EXERCISE AIM >>
Output the material below in full, exactly as it is.
start DATASET ENTRIES
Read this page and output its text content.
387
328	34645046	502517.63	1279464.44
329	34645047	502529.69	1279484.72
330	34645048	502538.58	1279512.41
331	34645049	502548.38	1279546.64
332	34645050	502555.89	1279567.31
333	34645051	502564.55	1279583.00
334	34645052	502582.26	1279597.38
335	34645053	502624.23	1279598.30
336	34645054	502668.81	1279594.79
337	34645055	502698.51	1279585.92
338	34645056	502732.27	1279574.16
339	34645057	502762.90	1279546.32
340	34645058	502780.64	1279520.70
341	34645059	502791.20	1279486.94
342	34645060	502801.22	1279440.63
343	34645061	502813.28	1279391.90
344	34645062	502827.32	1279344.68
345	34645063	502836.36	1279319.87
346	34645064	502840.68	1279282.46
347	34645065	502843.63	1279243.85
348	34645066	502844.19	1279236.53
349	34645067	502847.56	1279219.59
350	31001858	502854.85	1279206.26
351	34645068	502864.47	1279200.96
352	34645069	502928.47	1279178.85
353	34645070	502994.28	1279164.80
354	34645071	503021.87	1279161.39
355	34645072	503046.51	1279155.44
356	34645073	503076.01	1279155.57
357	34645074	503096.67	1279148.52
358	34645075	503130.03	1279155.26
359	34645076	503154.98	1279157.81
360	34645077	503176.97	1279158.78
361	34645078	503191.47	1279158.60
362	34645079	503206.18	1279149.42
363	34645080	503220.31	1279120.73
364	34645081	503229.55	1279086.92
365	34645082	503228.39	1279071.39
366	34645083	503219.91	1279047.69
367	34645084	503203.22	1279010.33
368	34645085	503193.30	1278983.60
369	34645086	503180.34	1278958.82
end DATASET ENTRIES
FULL RESPONSE >>
Read this page and output its text content.
387
328	34645046	502517.63	1279464.44
329	34645047	502529.69	1279484.72
330	34645048	502538.58	1279512.41
331	34645049	502548.38	1279546.64
332	34645050	502555.89	1279567.31
333	34645051	502564.55	1279583.00
334	34645052	502582.26	1279597.38
335	34645053	502624.23	1279598.30
336	34645054	502668.81	1279594.79
337	34645055	502698.51	1279585.92
338	34645056	502732.27	1279574.16
339	34645057	502762.90	1279546.32
340	34645058	502780.64	1279520.70
341	34645059	502791.20	1279486.94
342	34645060	502801.22	1279440.63
343	34645061	502813.28	1279391.90
344	34645062	502827.32	1279344.68
345	34645063	502836.36	1279319.87
346	34645064	502840.68	1279282.46
347	34645065	502843.63	1279243.85
348	34645066	502844.19	1279236.53
349	34645067	502847.56	1279219.59
350	31001858	502854.85	1279206.26
351	34645068	502864.47	1279200.96
352	34645069	502928.47	1279178.85
353	34645070	502994.28	1279164.80
354	34645071	503021.87	1279161.39
355	34645072	503046.51	1279155.44
356	34645073	503076.01	1279155.57
357	34645074	503096.67	1279148.52
358	34645075	503130.03	1279155.26
359	34645076	503154.98	1279157.81
360	34645077	503176.97	1279158.78
361	34645078	503191.47	1279158.60
362	34645079	503206.18	1279149.42
363	34645080	503220.31	1279120.73
364	34645081	503229.55	1279086.92
365	34645082	503228.39	1279071.39
366	34645083	503219.91	1279047.69
367	34645084	503203.22	1279010.33
368	34645085	503193.30	1278983.60
369	34645086	503180.34	1278958.82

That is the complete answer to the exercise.